___ Dataset
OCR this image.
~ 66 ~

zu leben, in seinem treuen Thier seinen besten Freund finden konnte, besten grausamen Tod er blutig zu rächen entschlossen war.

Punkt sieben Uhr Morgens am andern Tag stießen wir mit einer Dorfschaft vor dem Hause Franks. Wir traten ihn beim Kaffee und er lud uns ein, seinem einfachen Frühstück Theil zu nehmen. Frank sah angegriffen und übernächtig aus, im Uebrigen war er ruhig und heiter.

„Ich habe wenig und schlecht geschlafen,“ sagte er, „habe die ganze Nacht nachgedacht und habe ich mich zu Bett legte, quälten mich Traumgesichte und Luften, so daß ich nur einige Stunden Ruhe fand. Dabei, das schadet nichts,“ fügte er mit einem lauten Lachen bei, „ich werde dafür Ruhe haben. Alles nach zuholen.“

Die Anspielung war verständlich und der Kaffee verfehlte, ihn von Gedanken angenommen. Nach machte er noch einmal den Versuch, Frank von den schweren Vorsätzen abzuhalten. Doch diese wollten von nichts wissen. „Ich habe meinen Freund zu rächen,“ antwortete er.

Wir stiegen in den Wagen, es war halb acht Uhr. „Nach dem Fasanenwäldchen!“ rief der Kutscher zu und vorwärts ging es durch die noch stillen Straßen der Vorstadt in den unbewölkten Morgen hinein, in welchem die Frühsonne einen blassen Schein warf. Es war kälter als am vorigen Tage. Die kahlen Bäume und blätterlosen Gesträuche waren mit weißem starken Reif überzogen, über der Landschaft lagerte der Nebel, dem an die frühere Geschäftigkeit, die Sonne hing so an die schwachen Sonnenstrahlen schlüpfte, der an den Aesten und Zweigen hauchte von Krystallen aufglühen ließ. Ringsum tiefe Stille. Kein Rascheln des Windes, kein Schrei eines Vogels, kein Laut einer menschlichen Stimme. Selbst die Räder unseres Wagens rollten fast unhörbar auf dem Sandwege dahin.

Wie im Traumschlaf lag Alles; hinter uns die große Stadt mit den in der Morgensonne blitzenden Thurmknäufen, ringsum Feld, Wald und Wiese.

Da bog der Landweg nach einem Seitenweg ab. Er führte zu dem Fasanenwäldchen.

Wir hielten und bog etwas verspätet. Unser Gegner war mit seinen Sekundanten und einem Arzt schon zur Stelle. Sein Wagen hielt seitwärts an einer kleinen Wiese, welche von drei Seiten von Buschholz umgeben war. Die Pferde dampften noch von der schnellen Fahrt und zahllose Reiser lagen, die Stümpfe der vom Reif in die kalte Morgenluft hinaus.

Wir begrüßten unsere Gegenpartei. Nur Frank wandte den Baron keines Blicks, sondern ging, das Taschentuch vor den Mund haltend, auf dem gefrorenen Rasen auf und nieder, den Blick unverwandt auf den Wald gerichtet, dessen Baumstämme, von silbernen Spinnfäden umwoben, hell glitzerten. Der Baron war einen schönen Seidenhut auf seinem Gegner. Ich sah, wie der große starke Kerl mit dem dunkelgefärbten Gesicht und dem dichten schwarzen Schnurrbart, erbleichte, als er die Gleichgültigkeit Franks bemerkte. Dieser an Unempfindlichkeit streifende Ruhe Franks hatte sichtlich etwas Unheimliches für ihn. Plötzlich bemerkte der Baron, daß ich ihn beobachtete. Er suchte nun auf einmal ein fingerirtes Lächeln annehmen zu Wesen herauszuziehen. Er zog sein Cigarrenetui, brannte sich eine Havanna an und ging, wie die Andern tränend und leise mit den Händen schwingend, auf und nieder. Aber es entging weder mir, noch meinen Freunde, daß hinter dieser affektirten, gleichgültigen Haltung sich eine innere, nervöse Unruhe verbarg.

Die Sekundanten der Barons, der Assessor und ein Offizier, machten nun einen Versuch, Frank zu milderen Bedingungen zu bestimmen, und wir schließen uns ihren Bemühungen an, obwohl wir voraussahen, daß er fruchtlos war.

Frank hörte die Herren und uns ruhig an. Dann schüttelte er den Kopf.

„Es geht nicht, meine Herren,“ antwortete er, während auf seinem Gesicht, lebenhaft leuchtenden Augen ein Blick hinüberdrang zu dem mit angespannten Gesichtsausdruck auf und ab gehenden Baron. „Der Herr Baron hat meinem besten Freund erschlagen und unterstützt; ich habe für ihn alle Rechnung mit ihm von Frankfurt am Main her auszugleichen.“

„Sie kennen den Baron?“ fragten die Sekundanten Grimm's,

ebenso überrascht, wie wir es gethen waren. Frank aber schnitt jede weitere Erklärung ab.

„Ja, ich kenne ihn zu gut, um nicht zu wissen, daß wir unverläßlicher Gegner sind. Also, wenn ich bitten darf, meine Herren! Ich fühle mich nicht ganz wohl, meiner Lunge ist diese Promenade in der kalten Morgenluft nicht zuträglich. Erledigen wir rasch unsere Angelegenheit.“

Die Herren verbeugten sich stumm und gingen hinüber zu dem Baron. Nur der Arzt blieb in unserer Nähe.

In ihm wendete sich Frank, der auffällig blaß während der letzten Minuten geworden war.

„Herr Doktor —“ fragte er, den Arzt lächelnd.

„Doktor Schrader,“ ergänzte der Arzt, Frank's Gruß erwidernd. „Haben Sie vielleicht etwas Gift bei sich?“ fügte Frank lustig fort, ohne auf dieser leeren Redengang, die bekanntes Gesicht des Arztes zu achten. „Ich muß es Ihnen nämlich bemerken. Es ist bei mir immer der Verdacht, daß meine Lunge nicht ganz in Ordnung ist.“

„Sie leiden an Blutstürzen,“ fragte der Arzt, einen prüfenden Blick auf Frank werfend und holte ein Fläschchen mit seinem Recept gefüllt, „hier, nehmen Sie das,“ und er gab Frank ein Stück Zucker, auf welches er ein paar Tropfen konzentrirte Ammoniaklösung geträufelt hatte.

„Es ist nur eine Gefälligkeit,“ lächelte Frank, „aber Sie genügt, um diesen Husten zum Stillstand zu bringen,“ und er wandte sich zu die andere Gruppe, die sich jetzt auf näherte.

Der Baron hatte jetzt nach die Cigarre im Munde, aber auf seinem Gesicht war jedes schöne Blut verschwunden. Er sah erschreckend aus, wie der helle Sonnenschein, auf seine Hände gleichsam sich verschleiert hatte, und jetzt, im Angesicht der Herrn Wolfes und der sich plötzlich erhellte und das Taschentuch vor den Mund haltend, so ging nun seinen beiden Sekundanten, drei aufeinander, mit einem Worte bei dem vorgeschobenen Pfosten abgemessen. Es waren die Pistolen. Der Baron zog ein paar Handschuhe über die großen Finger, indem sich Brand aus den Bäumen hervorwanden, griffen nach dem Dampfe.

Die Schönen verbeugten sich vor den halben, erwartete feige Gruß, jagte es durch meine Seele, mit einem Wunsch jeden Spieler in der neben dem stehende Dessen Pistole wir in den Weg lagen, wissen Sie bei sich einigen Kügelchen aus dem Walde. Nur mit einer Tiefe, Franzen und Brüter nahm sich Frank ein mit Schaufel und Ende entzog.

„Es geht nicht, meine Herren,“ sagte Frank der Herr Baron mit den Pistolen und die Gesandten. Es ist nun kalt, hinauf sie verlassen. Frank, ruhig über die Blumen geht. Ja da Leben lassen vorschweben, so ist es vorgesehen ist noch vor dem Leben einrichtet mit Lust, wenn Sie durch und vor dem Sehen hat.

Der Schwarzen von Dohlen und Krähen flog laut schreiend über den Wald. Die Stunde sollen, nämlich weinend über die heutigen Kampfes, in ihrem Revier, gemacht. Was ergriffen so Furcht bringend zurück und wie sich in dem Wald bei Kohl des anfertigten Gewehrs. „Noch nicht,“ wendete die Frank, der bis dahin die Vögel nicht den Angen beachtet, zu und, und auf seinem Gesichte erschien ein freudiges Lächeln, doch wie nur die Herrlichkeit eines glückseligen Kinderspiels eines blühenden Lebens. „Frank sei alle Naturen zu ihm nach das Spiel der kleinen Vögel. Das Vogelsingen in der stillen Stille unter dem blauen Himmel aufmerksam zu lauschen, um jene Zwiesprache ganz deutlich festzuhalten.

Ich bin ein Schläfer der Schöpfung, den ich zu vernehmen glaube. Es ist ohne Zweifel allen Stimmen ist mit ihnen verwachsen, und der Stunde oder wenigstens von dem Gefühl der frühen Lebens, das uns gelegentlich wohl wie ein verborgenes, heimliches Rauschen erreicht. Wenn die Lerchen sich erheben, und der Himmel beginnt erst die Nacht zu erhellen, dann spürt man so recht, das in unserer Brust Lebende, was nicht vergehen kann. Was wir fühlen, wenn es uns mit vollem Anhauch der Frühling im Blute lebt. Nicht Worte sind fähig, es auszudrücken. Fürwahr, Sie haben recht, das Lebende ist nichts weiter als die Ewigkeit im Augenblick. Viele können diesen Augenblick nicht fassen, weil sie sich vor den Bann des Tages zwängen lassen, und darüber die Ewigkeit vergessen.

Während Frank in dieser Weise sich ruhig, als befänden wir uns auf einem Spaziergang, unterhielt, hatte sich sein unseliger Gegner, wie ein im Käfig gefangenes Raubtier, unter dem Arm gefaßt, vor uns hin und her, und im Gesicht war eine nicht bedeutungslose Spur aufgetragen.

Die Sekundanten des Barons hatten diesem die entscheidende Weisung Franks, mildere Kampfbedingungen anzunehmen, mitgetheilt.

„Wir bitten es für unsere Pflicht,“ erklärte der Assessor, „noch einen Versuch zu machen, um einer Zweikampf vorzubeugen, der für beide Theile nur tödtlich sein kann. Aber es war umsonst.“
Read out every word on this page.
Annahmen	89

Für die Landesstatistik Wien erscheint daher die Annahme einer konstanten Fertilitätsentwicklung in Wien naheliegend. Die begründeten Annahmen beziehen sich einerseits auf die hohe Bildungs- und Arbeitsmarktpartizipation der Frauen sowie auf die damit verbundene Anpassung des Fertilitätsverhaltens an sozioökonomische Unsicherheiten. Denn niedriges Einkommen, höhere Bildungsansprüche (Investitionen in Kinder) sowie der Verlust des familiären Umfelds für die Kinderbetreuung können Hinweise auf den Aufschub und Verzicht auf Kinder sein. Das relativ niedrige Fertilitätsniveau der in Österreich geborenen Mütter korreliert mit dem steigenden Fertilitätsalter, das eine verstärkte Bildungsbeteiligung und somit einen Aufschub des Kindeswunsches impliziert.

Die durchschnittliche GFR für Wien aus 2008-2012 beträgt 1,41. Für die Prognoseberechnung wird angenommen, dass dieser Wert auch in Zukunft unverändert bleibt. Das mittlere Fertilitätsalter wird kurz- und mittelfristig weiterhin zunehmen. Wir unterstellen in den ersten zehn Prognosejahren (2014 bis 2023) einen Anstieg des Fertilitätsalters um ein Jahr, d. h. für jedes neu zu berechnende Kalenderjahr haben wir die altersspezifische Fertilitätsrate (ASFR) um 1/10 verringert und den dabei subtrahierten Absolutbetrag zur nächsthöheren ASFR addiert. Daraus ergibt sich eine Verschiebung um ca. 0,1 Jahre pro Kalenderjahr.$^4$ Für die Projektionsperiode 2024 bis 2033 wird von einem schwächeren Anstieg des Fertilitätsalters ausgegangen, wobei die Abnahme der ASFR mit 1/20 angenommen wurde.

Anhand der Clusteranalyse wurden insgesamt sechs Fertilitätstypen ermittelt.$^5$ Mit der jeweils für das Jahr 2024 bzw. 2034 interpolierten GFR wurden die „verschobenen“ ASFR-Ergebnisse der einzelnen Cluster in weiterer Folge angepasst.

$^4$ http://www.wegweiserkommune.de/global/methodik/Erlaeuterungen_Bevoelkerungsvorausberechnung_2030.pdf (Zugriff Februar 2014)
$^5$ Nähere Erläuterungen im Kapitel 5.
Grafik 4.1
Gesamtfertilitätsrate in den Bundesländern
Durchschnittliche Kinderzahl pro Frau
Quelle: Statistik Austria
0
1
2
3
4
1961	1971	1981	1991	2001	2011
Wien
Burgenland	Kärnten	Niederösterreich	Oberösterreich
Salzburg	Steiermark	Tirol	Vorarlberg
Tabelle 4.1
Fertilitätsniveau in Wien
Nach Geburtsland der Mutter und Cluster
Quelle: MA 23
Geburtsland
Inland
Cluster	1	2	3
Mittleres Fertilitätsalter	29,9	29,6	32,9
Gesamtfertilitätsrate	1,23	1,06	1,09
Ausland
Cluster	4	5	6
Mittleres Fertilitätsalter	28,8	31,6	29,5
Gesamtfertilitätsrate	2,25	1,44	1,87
______
**Directions for this task:**
In the data above, find each line where the string "mich" appears, then copy it.

**Solution to this problem:**
„Ich habe wenig und schlecht geschlafen,“ sagte er, „habe die ganze Nacht nachgedacht und habe ich mich zu Bett legte, quälten mich Traumgesichte und Luften, so daß ich nur einige Stunden Ruhe fand. Dabei, das schadet nichts,“ fügte er mit einem lauten Lachen bei, „ich werde dafür Ruhe haben. Alles nach zuholen.“
„Ja, ich kenne ihn zu gut, um nicht zu wissen, daß wir unverläßlicher Gegner sind. Also, wenn ich bitten darf, meine Herren! Ich fühle mich nicht ganz wohl, meiner Lunge ist diese Promenade in der kalten Morgenluft nicht zuträglich. Erledigen wir rasch unsere Angelegenheit.“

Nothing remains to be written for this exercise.